== Data listing ==

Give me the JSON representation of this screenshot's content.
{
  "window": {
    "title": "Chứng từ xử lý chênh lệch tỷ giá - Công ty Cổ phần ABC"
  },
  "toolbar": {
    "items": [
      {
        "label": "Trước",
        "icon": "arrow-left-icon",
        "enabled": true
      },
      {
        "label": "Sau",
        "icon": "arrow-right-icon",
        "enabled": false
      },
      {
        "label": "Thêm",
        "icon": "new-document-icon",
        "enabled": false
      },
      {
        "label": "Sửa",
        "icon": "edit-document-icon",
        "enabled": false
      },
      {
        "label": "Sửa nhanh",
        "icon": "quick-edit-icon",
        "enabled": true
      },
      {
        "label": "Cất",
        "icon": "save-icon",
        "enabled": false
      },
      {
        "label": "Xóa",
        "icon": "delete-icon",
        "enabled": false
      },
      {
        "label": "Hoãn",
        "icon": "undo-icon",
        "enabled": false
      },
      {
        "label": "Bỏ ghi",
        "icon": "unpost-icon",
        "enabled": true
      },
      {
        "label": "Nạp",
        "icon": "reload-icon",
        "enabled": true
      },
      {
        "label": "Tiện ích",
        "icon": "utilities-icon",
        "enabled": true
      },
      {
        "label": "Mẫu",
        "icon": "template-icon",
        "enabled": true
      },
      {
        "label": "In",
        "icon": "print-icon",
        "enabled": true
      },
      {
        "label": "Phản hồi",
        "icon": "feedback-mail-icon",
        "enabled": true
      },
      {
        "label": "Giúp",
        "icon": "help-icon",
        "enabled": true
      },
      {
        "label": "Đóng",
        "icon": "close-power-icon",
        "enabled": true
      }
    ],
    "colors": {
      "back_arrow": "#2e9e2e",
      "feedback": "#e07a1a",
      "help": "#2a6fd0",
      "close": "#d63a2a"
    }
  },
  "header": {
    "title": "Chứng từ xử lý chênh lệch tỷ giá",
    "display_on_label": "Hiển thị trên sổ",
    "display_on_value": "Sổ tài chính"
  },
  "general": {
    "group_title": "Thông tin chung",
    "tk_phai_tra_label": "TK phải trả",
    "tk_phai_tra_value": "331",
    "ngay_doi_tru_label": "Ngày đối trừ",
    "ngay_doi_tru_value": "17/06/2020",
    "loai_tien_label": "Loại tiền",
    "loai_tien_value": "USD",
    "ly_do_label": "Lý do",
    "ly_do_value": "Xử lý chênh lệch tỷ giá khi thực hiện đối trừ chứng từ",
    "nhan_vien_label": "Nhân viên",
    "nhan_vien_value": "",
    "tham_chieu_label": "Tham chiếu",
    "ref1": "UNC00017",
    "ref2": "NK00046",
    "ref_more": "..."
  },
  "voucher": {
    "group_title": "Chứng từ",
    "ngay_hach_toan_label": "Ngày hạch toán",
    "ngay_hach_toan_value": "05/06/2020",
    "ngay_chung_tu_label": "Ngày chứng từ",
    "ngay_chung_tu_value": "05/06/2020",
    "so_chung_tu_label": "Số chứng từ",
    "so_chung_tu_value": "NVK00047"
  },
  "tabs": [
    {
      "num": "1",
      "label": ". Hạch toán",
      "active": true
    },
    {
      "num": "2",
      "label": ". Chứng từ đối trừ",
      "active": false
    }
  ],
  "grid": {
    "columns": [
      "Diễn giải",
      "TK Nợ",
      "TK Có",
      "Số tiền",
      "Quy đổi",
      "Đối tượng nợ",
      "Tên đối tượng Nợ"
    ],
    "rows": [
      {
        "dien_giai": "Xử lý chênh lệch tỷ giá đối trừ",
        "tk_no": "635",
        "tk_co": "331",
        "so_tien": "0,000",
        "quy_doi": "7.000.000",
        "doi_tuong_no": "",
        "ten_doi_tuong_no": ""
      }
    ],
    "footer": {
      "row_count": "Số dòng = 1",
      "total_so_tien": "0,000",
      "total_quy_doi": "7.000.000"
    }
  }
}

===

• Exercise goal:
The listing above must be transcribed exactly, line by line.

• Written reply:
Give me the JSON representation of this screenshot's content.
{
  "window": {
    "title": "Chứng từ xử lý chênh lệch tỷ giá - Công ty Cổ phần ABC"
  },
  "toolbar": {
    "items": [
      {
        "label": "Trước",
        "icon": "arrow-left-icon",
        "enabled": true
      },
      {
        "label": "Sau",
        "icon": "arrow-right-icon",
        "enabled": false
      },
      {
        "label": "Thêm",
        "icon": "new-document-icon",
        "enabled": false
      },
      {
        "label": "Sửa",
        "icon": "edit-document-icon",
        "enabled": false
      },
      {
        "label": "Sửa nhanh",
        "icon": "quick-edit-icon",
        "enabled": true
      },
      {
        "label": "Cất",
        "icon": "save-icon",
        "enabled": false
      },
      {
        "label": "Xóa",
        "icon": "delete-icon",
        "enabled": false
      },
      {
        "label": "Hoãn",
        "icon": "undo-icon",
        "enabled": false
      },
      {
        "label": "Bỏ ghi",
        "icon": "unpost-icon",
        "enabled": true
      },
      {
        "label": "Nạp",
        "icon": "reload-icon",
        "enabled": true
      },
      {
        "label": "Tiện ích",
        "icon": "utilities-icon",
        "enabled": true
      },
      {
        "label": "Mẫu",
        "icon": "template-icon",
        "enabled": true
      },
      {
        "label": "In",
        "icon": "print-icon",
        "enabled": true
      },
      {
        "label": "Phản hồi",
        "icon": "feedback-mail-icon",
        "enabled": true
      },
      {
        "label": "Giúp",
        "icon": "help-icon",
        "enabled": true
      },
      {
        "label": "Đóng",
        "icon": "close-power-icon",
        "enabled": true
      }
    ],
    "colors": {
      "back_arrow": "#2e9e2e",
      "feedback": "#e07a1a",
      "help": "#2a6fd0",
      "close": "#d63a2a"
    }
  },
  "header": {
    "title": "Chứng từ xử lý chênh lệch tỷ giá",
    "display_on_label": "Hiển thị trên sổ",
    "display_on_value": "Sổ tài chính"
  },
  "general": {
    "group_title": "Thông tin chung",
    "tk_phai_tra_label": "TK phải trả",
    "tk_phai_tra_value": "331",
    "ngay_doi_tru_label": "Ngày đối trừ",
    "ngay_doi_tru_value": "17/06/2020",
    "loai_tien_label": "Loại tiền",
    "loai_tien_value": "USD",
    "ly_do_label": "Lý do",
    "ly_do_value": "Xử lý chênh lệch tỷ giá khi thực hiện đối trừ chứng từ",
    "nhan_vien_label": "Nhân viên",
    "nhan_vien_value": "",
    "tham_chieu_label": "Tham chiếu",
    "ref1": "UNC00017",
    "ref2": "NK00046",
    "ref_more": "..."
  },
  "voucher": {
    "group_title": "Chứng từ",
    "ngay_hach_toan_label": "Ngày hạch toán",
    "ngay_hach_toan_value": "05/06/2020",
    "ngay_chung_tu_label": "Ngày chứng từ",
    "ngay_chung_tu_value": "05/06/2020",
    "so_chung_tu_label": "Số chứng từ",
    "so_chung_tu_value": "NVK00047"
  },
  "tabs": [
    {
      "num": "1",
      "label": ". Hạch toán",
      "active": true
    },
    {
      "num": "2",
      "label": ". Chứng từ đối trừ",
      "active": false
    }
  ],
  "grid": {
    "columns": [
      "Diễn giải",
      "TK Nợ",
      "TK Có",
      "Số tiền",
      "Quy đổi",
      "Đối tượng nợ",
      "Tên đối tượng Nợ"
    ],
    "rows": [
      {
        "dien_giai": "Xử lý chênh lệch tỷ giá đối trừ",
        "tk_no": "635",
        "tk_co": "331",
        "so_tien": "0,000",
        "quy_doi": "7.000.000",
        "doi_tuong_no": "",
        "ten_doi_tuong_no": ""
      }
    ],
    "footer": {
      "row_count": "Số dòng = 1",
      "total_so_tien": "0,000",
      "total_quy_doi": "7.000.000"
    }
  }
}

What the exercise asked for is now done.